Extracted data »
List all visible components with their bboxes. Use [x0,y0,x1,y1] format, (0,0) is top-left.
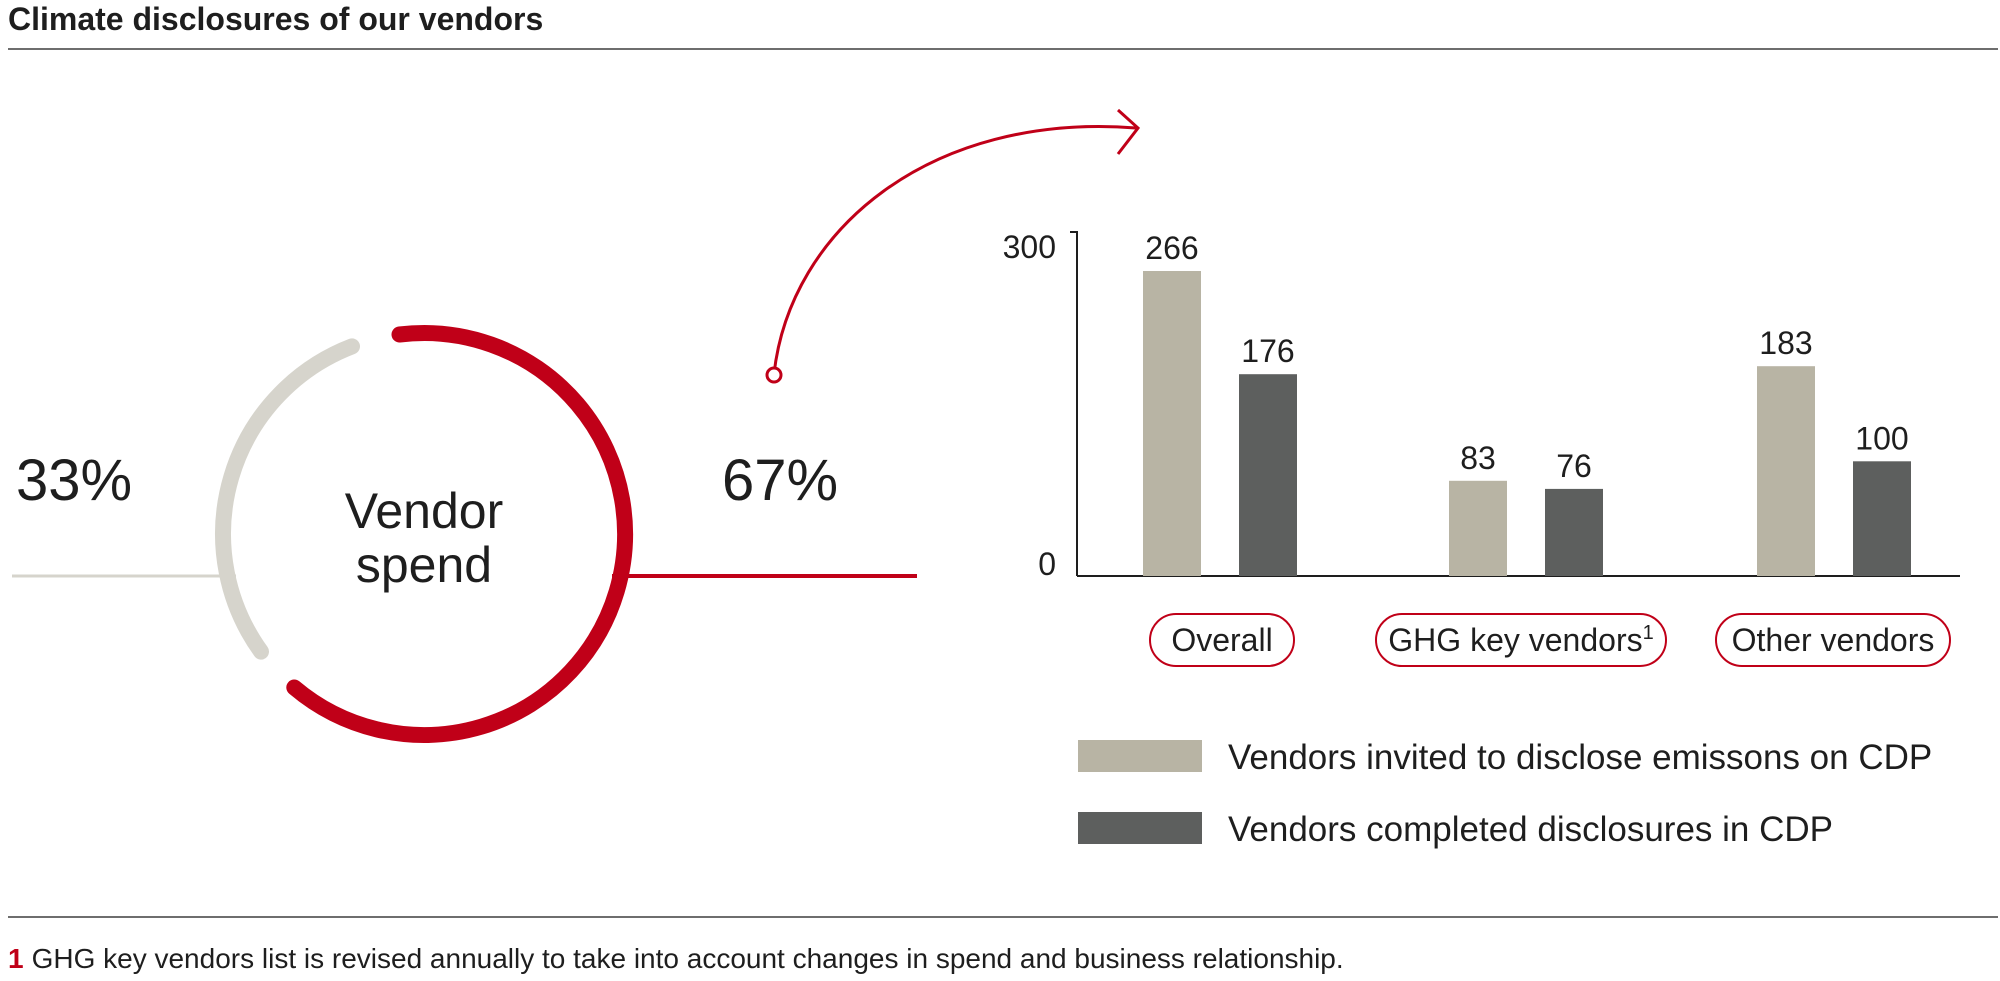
y-tick-label-max: 300 [1003,229,1056,265]
title-divider [8,48,1998,50]
arrow-curve [772,125,1137,375]
donut-segment-right [286,324,634,743]
donut-center-line1: Vendor [345,483,503,539]
bar-invited-2 [1757,366,1815,576]
page-title: Climate disclosures of our vendors [8,1,544,37]
bar-invited-0 [1143,271,1201,576]
legend: Vendors invited to disclose emissons on … [1078,738,1932,849]
arrow-head [1116,108,1141,155]
bar-chart: 300 0 266 83 183 176 76 100 Overall GHG key ve… [1003,229,1960,849]
bar-completed-0 [1239,374,1297,576]
vendor-spend-donut: Vendor spend 33% 67% [12,324,917,743]
bars-group: 266 83 183 176 76 100 [1143,230,1911,576]
category-label: Other vendors [1732,622,1935,658]
legend-swatch-invited [1078,740,1202,772]
legend-label-invited: Vendors invited to disclose emissons on … [1228,738,1932,777]
category-pill [1375,613,1667,667]
donut-center-line2: spend [356,537,492,593]
footnote-marker: 1 [8,943,24,974]
category-pill [1715,613,1951,667]
bar-value-label: 76 [1556,448,1592,484]
curved-arrow [765,108,1141,384]
legend-swatch-completed [1078,812,1202,844]
bar-completed-1 [1545,488,1603,576]
right-percent-label: 67% [722,448,838,513]
left-percent-label: 33% [16,448,132,513]
bar-value-label: 183 [1759,325,1812,361]
footnote-text: GHG key vendors list is revised annually… [31,943,1344,974]
category-labels-group: Overall GHG key vendors1 Other vendors [1149,613,1951,667]
bar-completed-2 [1853,461,1911,576]
arrow-origin-dot [765,366,783,384]
category-pill [1149,613,1295,667]
bar-value-label: 100 [1855,420,1908,456]
y-tick-label-min: 0 [1038,546,1056,582]
bar-value-label: 266 [1145,230,1198,266]
climate-disclosure-graphic: Vendor spend 33% 67% 300 0 266 83 183 176 76… [12,108,1960,849]
bar-value-label: 176 [1241,333,1294,369]
footnote-divider [8,916,1998,918]
category-superscript: 1 [1643,622,1654,644]
footnote: 1 GHG key vendors list is revised annuall… [8,942,1344,976]
category-label: GHG key vendors1 [1388,622,1653,658]
category-label: Overall [1171,622,1272,658]
bar-invited-1 [1449,480,1507,576]
legend-label-completed: Vendors completed disclosures in CDP [1228,810,1833,849]
donut-segment-left [215,338,360,660]
bar-value-label: 83 [1460,440,1496,476]
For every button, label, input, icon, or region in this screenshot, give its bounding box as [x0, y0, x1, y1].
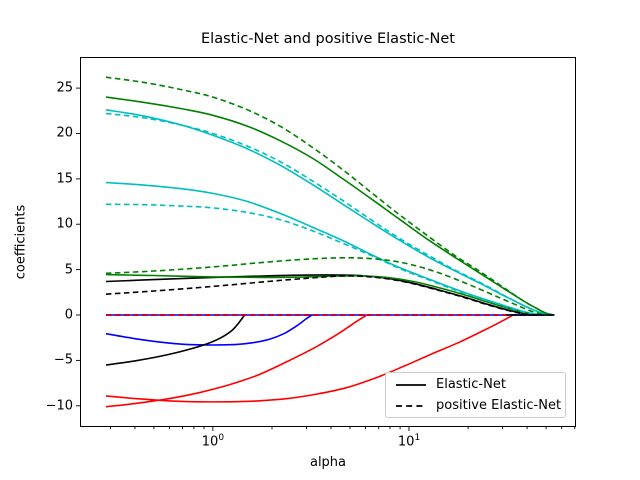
x-axis-label: alpha — [309, 455, 347, 470]
y-axis-label: coefficients — [13, 204, 29, 280]
legend-solid-line-sample — [396, 383, 426, 386]
chart-title: Elastic-Net and positive Elastic-Net — [201, 31, 455, 47]
y-tick-label-25: 25 — [56, 80, 73, 96]
series-pos-enet-c2 — [105, 203, 547, 316]
x-tick-label-10e1: 101 — [397, 433, 421, 450]
y-tick-label-5: 5 — [64, 262, 73, 278]
legend: Elastic-Net positive Elastic-Net — [385, 372, 566, 418]
y-tick-label-0: 0 — [64, 307, 73, 323]
series-enet-b1 — [105, 314, 313, 346]
axis-ticks — [76, 87, 576, 431]
series-enet-g2 — [105, 273, 547, 316]
legend-item-positive-elastic-net: positive Elastic-Net — [386, 397, 565, 415]
y-tick-label--5: −5 — [53, 352, 73, 368]
plot-border — [80, 57, 576, 427]
series-enet-c1 — [105, 109, 555, 316]
series-enet-g1 — [105, 96, 555, 316]
series-enet-r1 — [105, 314, 514, 403]
legend-dashed-line-sample — [396, 404, 426, 407]
y-tick-label--10: −10 — [45, 398, 73, 414]
legend-item-elastic-net: Elastic-Net — [386, 376, 565, 394]
series-group — [105, 76, 555, 408]
series-pos-enet-c1 — [105, 112, 555, 316]
legend-label-positive-elastic-net: positive Elastic-Net — [436, 398, 562, 413]
series-enet-c2 — [105, 181, 555, 316]
series-pos-enet-g2 — [105, 256, 547, 316]
y-tick-label-15: 15 — [56, 171, 73, 187]
legend-label-elastic-net: Elastic-Net — [436, 377, 506, 392]
y-tick-label-10: 10 — [56, 216, 73, 232]
x-tick-label-10e0: 100 — [201, 433, 225, 450]
series-enet-r2 — [105, 314, 368, 408]
series-pos-enet-k1 — [105, 275, 538, 316]
y-tick-label-20: 20 — [56, 125, 73, 141]
series-enet-k2 — [105, 314, 246, 366]
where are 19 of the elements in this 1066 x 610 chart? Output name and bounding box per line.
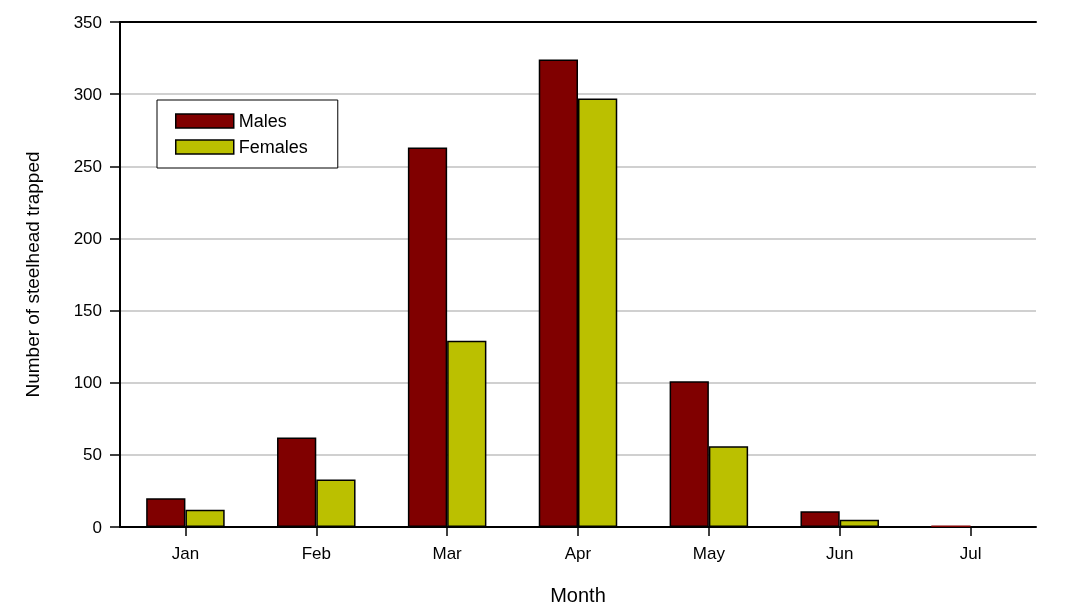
x-tick-label: Jul bbox=[959, 544, 982, 563]
y-tick-label: 50 bbox=[83, 445, 102, 465]
x-axis-title: Month bbox=[550, 584, 606, 606]
y-tick-label: 350 bbox=[73, 12, 102, 32]
y-tick-label: 250 bbox=[73, 156, 102, 176]
y-axis-title: Number of steelhead trapped bbox=[22, 151, 43, 398]
legend-label: Males bbox=[238, 111, 287, 131]
x-tick-label: Jun bbox=[826, 544, 854, 563]
y-tick-label: 100 bbox=[73, 373, 102, 393]
x-tick-label: May bbox=[692, 544, 726, 563]
x-tick-label: Jan bbox=[171, 544, 200, 563]
y-tick-label: 150 bbox=[73, 301, 102, 321]
x-tick-label: Mar bbox=[432, 544, 463, 563]
y-tick-label: 300 bbox=[73, 84, 102, 104]
x-tick-label: Feb bbox=[301, 544, 331, 563]
y-tick-label: 200 bbox=[73, 228, 102, 248]
y-tick-label: 0 bbox=[92, 517, 102, 537]
x-tick-label: Apr bbox=[564, 544, 592, 563]
legend-label: Females bbox=[238, 137, 308, 157]
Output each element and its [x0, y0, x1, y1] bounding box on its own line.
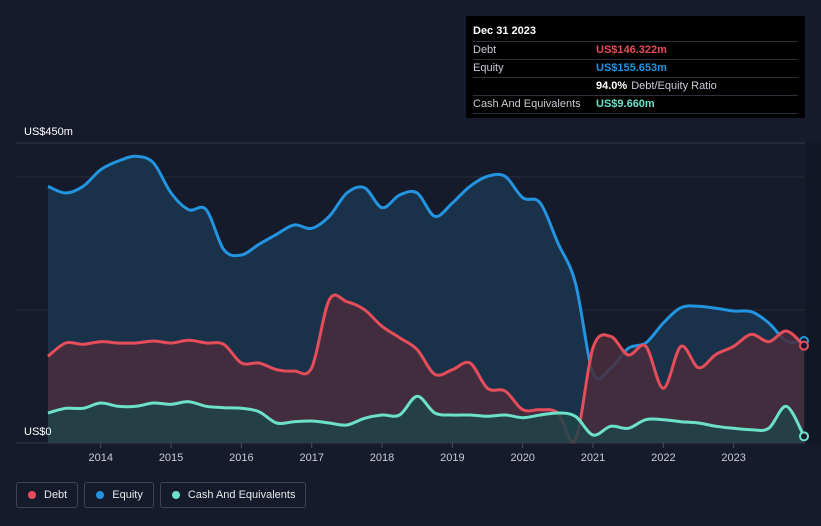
legend-item-cash[interactable]: Cash And Equivalents [159, 482, 307, 508]
tooltip-label-cash: Cash And Equivalents [473, 98, 581, 110]
tooltip-row-cash: Cash And Equivalents US$9.660m [473, 95, 798, 114]
line-debt [47, 293, 806, 444]
legend-dot-cash [171, 491, 180, 499]
tooltip-value-ratio: 94.0% [596, 80, 628, 92]
x-tick-label-2019: 2019 [440, 452, 464, 464]
tooltip-panel: Dec 31 2023 Debt US$146.322m Equity US$1… [466, 16, 805, 118]
x-tick-label-2021: 2021 [581, 452, 605, 464]
legend-dot-debt [28, 491, 36, 499]
tooltip-value-cash: US$9.660m [596, 98, 655, 110]
line-cash-and-equivalents [47, 394, 806, 438]
y-axis-top-label: US$450m [24, 126, 73, 138]
legend-item-equity[interactable]: Equity [84, 482, 154, 508]
x-tick-label-2017: 2017 [299, 452, 323, 464]
tooltip-ratio-caption: Debt/Equity Ratio [631, 80, 717, 92]
endpoint-debt [799, 340, 809, 351]
tooltip-label-equity: Equity [473, 62, 504, 74]
x-tick-label-2014: 2014 [89, 452, 113, 464]
legend-label-debt: Debt [44, 489, 68, 501]
chart-legend: Debt Equity Cash And Equivalents [16, 482, 307, 508]
area-debt [48, 294, 804, 443]
tooltip-date: Dec 31 2023 [473, 25, 536, 37]
tooltip-value-debt: US$146.322m [596, 44, 667, 56]
legend-label-cash: Cash And Equivalents [187, 489, 296, 501]
legend-label-equity: Equity [112, 489, 143, 501]
x-tick-label-2018: 2018 [370, 452, 394, 464]
x-tick-label-2022: 2022 [651, 452, 675, 464]
tooltip-value-equity: US$155.653m [596, 62, 667, 74]
tooltip-row-debt: Debt US$146.322m [473, 41, 798, 59]
tooltip-row-equity: Equity US$155.653m [473, 59, 798, 77]
y-axis-bottom-label: US$0 [24, 426, 52, 438]
x-tick-label-2016: 2016 [229, 452, 253, 464]
future-shade [806, 143, 821, 443]
legend-dot-equity [96, 491, 105, 499]
tooltip-label-debt: Debt [473, 44, 497, 56]
series-layer [47, 154, 809, 444]
x-tick-label-2015: 2015 [159, 452, 183, 464]
line-equity [47, 154, 805, 381]
x-tick-label-2020: 2020 [510, 452, 534, 464]
x-axis: 2014 2015 2016 2017 2018 2019 2020 2021 2022 2023 [89, 443, 746, 464]
legend-item-debt[interactable]: Debt [16, 482, 79, 508]
x-tick-label-2023: 2023 [721, 452, 745, 464]
tooltip-row-ratio: 94.0% Debt/Equity Ratio [473, 77, 798, 95]
area-cash-and-equivalents [48, 396, 804, 443]
endpoint-cash-and-equivalents [799, 431, 809, 442]
tooltip-label-ratio [473, 78, 596, 95]
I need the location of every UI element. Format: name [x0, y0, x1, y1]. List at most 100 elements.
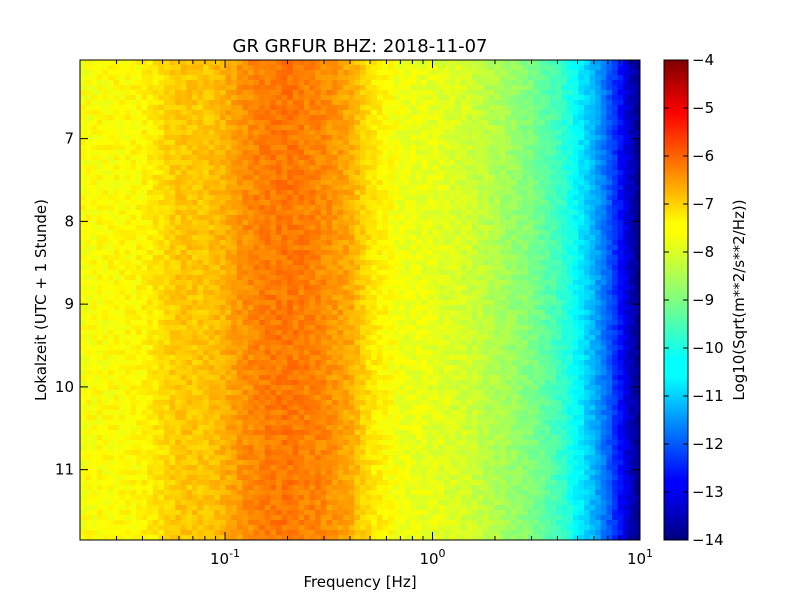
heatmap-cell-2060 [197, 280, 204, 286]
heatmap-cell-1188 [147, 240, 154, 246]
heatmap-cell-798 [124, 210, 131, 216]
heatmap-cell-711 [119, 255, 126, 261]
heatmap-cell-505 [108, 185, 115, 191]
heatmap-cell-1174 [147, 170, 154, 176]
heatmap-cell-4962 [365, 390, 372, 396]
heatmap-cell-4488 [337, 420, 344, 426]
heatmap-cell-3217 [264, 305, 271, 311]
heatmap-cell-1965 [192, 285, 199, 291]
heatmap-cell-11 [80, 115, 87, 121]
heatmap-cell-4192 [320, 380, 327, 386]
heatmap-cell-2306 [214, 70, 221, 76]
heatmap-cell-563 [108, 475, 115, 481]
heatmap-cell-3295 [270, 215, 277, 221]
heatmap-cell-2094 [197, 450, 204, 456]
heatmap-cell-4545 [343, 225, 350, 231]
heatmap-cell-343 [96, 335, 103, 341]
heatmap-cell-3840 [304, 60, 311, 66]
heatmap-cell-1704 [175, 420, 182, 426]
heatmap-cell-2101 [197, 485, 204, 491]
heatmap-cell-1872 [186, 300, 193, 306]
heatmap-cell-4299 [326, 435, 333, 441]
heatmap-cell-4260 [326, 240, 333, 246]
heatmap-cell-4906 [365, 110, 372, 116]
heatmap-cell-32 [80, 220, 87, 226]
heatmap-cell-4727 [354, 175, 361, 181]
heatmap-cell-2561 [225, 385, 232, 391]
heatmap-cell-2722 [236, 230, 243, 236]
heatmap-cell-3406 [276, 290, 283, 296]
heatmap-cell-1181 [147, 205, 154, 211]
heatmap-cell-2107 [197, 515, 204, 521]
heatmap-cell-2424 [220, 180, 227, 186]
heatmap-cell-4511 [337, 535, 344, 540]
heatmap-cell-146 [85, 310, 92, 316]
heatmap-cell-2164 [203, 320, 210, 326]
heatmap-cell-2499 [225, 75, 232, 81]
heatmap-cell-3801 [298, 345, 305, 351]
heatmap-cell-3558 [287, 90, 294, 96]
heatmap-cell-2142 [203, 210, 210, 216]
heatmap-cell-1739 [180, 115, 187, 121]
heatmap-cell-4124 [315, 520, 322, 526]
heatmap-cell-4384 [332, 380, 339, 386]
heatmap-cell-1855 [186, 215, 193, 221]
heatmap-cell-3395 [276, 235, 283, 241]
heatmap-cell-4846 [360, 290, 367, 296]
heatmap-cell-3834 [298, 510, 305, 516]
heatmap-cell-3246 [264, 450, 271, 456]
heatmap-cell-494 [108, 130, 115, 136]
heatmap-cell-3415 [276, 335, 283, 341]
heatmap-cell-2140 [203, 200, 210, 206]
heatmap-cell-4465 [337, 305, 344, 311]
heatmap-cell-3247 [264, 455, 271, 461]
heatmap-cell-812 [124, 280, 131, 286]
heatmap-cell-4647 [348, 255, 355, 261]
heatmap-cell-2663 [231, 415, 238, 421]
heatmap-cell-1022 [136, 370, 143, 376]
heatmap-cell-1441 [164, 65, 171, 71]
heatmap-cell-3313 [270, 305, 277, 311]
heatmap-cell-4509 [337, 525, 344, 531]
heatmap-cell-2338 [214, 230, 221, 236]
heatmap-cell-4507 [337, 515, 344, 521]
heatmap-cell-318 [96, 210, 103, 216]
heatmap-cell-390 [102, 90, 109, 96]
heatmap-cell-3205 [264, 245, 271, 251]
heatmap-cell-748 [119, 440, 126, 446]
heatmap-cell-8 [80, 100, 87, 106]
heatmap-cell-680 [119, 100, 126, 106]
heatmap-cell-2811 [242, 195, 249, 201]
heatmap-cell-2125 [203, 125, 210, 131]
heatmap-cell-1619 [169, 475, 176, 481]
heatmap-cell-1295 [152, 295, 159, 301]
heatmap-cell-3513 [281, 345, 288, 351]
heatmap-cell-1557 [169, 165, 176, 171]
heatmap-cell-3797 [298, 325, 305, 331]
heatmap-cell-4461 [337, 285, 344, 291]
heatmap-cell-3640 [287, 500, 294, 506]
heatmap-cell-876 [130, 120, 137, 126]
heatmap-cell-4068 [315, 240, 322, 246]
heatmap-cell-4716 [354, 120, 361, 126]
heatmap-cell-996 [136, 240, 143, 246]
heatmap-cell-3361 [276, 65, 283, 71]
heatmap-cell-1030 [136, 410, 143, 416]
heatmap-cell-655 [113, 455, 120, 461]
heatmap-cell-2841 [242, 345, 249, 351]
heatmap-cell-2254 [208, 290, 215, 296]
heatmap-cell-1206 [147, 330, 154, 336]
heatmap-cell-1412 [158, 400, 165, 406]
heatmap-cell-941 [130, 445, 137, 451]
heatmap-cell-245 [91, 325, 98, 331]
heatmap-cell-295 [96, 95, 103, 101]
heatmap-cell-1482 [164, 270, 171, 276]
heatmap-cell-2074 [197, 350, 204, 356]
heatmap-cell-2073 [197, 345, 204, 351]
heatmap-cell-1637 [175, 85, 182, 91]
heatmap-cell-2169 [203, 345, 210, 351]
heatmap-cell-746 [119, 430, 126, 436]
heatmap-cell-3983 [309, 295, 316, 301]
heatmap-cell-811 [124, 275, 131, 281]
heatmap-cell-89 [80, 505, 87, 511]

Aim » Pull out, unchanged, the lines of the items starting at the line that contains "x-axis-label: alpha — [309, 455, 347, 470]" and ending at the line that contains "y-tick-label--5: −5 — [53, 352, 73, 368]", including both of those lines.

Solved exercise »
x-axis-label: alpha — [309, 455, 347, 470]
y-axis-label: coefficients — [13, 204, 29, 280]
legend-solid-line-sample — [396, 383, 426, 386]
chart-title: Elastic-Net and positive Elastic-Net — [201, 31, 455, 47]
y-tick-label-25: 25 — [56, 80, 73, 96]
series-pos-enet-c2 — [105, 203, 547, 316]
x-tick-label-10e1: 101 — [397, 433, 421, 450]
y-tick-label-5: 5 — [64, 262, 73, 278]
legend: Elastic-Net positive Elastic-Net — [385, 372, 566, 418]
y-tick-label-0: 0 — [64, 307, 73, 323]
series-enet-b1 — [105, 314, 313, 346]
axis-ticks — [76, 87, 576, 431]
series-enet-g2 — [105, 273, 547, 316]
legend-item-positive-elastic-net: positive Elastic-Net — [386, 397, 565, 415]
y-tick-label--5: −5 — [53, 352, 73, 368]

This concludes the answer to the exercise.